Exercise requirements
Please output the lines shown below exactly as they appear.

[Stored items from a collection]

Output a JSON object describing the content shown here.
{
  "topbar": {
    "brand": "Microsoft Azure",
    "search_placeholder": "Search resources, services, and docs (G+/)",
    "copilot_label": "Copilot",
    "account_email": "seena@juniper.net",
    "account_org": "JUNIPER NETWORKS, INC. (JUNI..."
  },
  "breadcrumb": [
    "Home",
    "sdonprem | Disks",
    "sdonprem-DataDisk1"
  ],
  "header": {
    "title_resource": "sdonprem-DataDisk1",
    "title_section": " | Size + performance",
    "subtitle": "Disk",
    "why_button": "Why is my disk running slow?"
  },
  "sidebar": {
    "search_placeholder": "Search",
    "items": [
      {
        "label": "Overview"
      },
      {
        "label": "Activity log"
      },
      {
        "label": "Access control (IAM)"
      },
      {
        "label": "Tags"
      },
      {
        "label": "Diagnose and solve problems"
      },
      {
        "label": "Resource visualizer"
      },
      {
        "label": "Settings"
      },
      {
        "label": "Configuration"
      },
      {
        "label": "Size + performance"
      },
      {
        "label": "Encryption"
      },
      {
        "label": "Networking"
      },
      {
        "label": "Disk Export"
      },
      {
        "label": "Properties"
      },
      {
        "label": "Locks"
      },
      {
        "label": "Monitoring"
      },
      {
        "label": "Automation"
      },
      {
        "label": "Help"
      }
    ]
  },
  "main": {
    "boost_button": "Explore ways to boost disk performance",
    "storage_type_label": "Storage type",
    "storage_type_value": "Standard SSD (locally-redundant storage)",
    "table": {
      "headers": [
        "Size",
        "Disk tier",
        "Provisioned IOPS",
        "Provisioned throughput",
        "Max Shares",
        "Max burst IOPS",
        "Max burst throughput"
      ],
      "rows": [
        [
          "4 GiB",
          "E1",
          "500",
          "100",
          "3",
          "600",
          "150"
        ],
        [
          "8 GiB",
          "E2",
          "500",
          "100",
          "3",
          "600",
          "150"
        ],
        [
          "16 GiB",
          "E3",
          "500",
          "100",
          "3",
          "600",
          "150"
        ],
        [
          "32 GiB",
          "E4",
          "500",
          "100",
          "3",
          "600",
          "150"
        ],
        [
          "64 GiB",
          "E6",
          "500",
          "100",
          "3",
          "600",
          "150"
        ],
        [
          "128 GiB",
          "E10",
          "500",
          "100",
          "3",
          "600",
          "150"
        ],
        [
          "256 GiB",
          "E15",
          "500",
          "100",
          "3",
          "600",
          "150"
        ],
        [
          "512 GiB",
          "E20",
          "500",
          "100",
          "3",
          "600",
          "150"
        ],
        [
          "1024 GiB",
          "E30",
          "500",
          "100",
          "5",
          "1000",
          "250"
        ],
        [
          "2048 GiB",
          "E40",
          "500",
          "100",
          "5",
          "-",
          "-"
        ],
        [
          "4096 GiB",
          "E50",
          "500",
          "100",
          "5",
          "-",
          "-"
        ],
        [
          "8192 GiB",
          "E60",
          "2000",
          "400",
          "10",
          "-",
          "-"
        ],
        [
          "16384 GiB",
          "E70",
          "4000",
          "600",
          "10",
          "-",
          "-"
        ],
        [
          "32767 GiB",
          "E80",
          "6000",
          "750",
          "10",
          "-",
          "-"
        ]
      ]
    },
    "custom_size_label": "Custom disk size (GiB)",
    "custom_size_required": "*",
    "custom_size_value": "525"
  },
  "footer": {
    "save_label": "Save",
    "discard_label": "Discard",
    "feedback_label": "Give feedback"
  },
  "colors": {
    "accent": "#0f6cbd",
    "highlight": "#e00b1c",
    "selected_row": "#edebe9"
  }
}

Solution
Output a JSON object describing the content shown here.
{
  "topbar": {
    "brand": "Microsoft Azure",
    "search_placeholder": "Search resources, services, and docs (G+/)",
    "copilot_label": "Copilot",
    "account_email": "seena@juniper.net",
    "account_org": "JUNIPER NETWORKS, INC. (JUNI..."
  },
  "breadcrumb": [
    "Home",
    "sdonprem | Disks",
    "sdonprem-DataDisk1"
  ],
  "header": {
    "title_resource": "sdonprem-DataDisk1",
    "title_section": " | Size + performance",
    "subtitle": "Disk",
    "why_button": "Why is my disk running slow?"
  },
  "sidebar": {
    "search_placeholder": "Search",
    "items": [
      {
        "label": "Overview"
      },
      {
        "label": "Activity log"
      },
      {
        "label": "Access control (IAM)"
      },
      {
        "label": "Tags"
      },
      {
        "label": "Diagnose and solve problems"
      },
      {
        "label": "Resource visualizer"
      },
      {
        "label": "Settings"
      },
      {
        "label": "Configuration"
      },
      {
        "label": "Size + performance"
      },
      {
        "label": "Encryption"
      },
      {
        "label": "Networking"
      },
      {
        "label": "Disk Export"
      },
      {
        "label": "Properties"
      },
      {
        "label": "Locks"
      },
      {
        "label": "Monitoring"
      },
      {
        "label": "Automation"
      },
      {
        "label": "Help"
      }
    ]
  },
  "main": {
    "boost_button": "Explore ways to boost disk performance",
    "storage_type_label": "Storage type",
    "storage_type_value": "Standard SSD (locally-redundant storage)",
    "table": {
      "headers": [
        "Size",
        "Disk tier",
        "Provisioned IOPS",
        "Provisioned throughput",
        "Max Shares",
        "Max burst IOPS",
        "Max burst throughput"
      ],
      "rows": [
        [
          "4 GiB",
          "E1",
          "500",
          "100",
          "3",
          "600",
          "150"
        ],
        [
          "8 GiB",
          "E2",
          "500",
          "100",
          "3",
          "600",
          "150"
        ],
        [
          "16 GiB",
          "E3",
          "500",
          "100",
          "3",
          "600",
          "150"
        ],
        [
          "32 GiB",
          "E4",
          "500",
          "100",
          "3",
          "600",
          "150"
        ],
        [
          "64 GiB",
          "E6",
          "500",
          "100",
          "3",
          "600",
          "150"
        ],
        [
          "128 GiB",
          "E10",
          "500",
          "100",
          "3",
          "600",
          "150"
        ],
        [
          "256 GiB",
          "E15",
          "500",
          "100",
          "3",
          "600",
          "150"
        ],
        [
          "512 GiB",
          "E20",
          "500",
          "100",
          "3",
          "600",
          "150"
        ],
        [
          "1024 GiB",
          "E30",
          "500",
          "100",
          "5",
          "1000",
          "250"
        ],
        [
          "2048 GiB",
          "E40",
          "500",
          "100",
          "5",
          "-",
          "-"
        ],
        [
          "4096 GiB",
          "E50",
          "500",
          "100",
          "5",
          "-",
          "-"
        ],
        [
          "8192 GiB",
          "E60",
          "2000",
          "400",
          "10",
          "-",
          "-"
        ],
        [
          "16384 GiB",
          "E70",
          "4000",
          "600",
          "10",
          "-",
          "-"
        ],
        [
          "32767 GiB",
          "E80",
          "6000",
          "750",
          "10",
          "-",
          "-"
        ]
      ]
    },
    "custom_size_label": "Custom disk size (GiB)",
    "custom_size_required": "*",
    "custom_size_value": "525"
  },
  "footer": {
    "save_label": "Save",
    "discard_label": "Discard",
    "feedback_label": "Give feedback"
  },
  "colors": {
    "accent": "#0f6cbd",
    "highlight": "#e00b1c",
    "selected_row": "#edebe9"
  }
}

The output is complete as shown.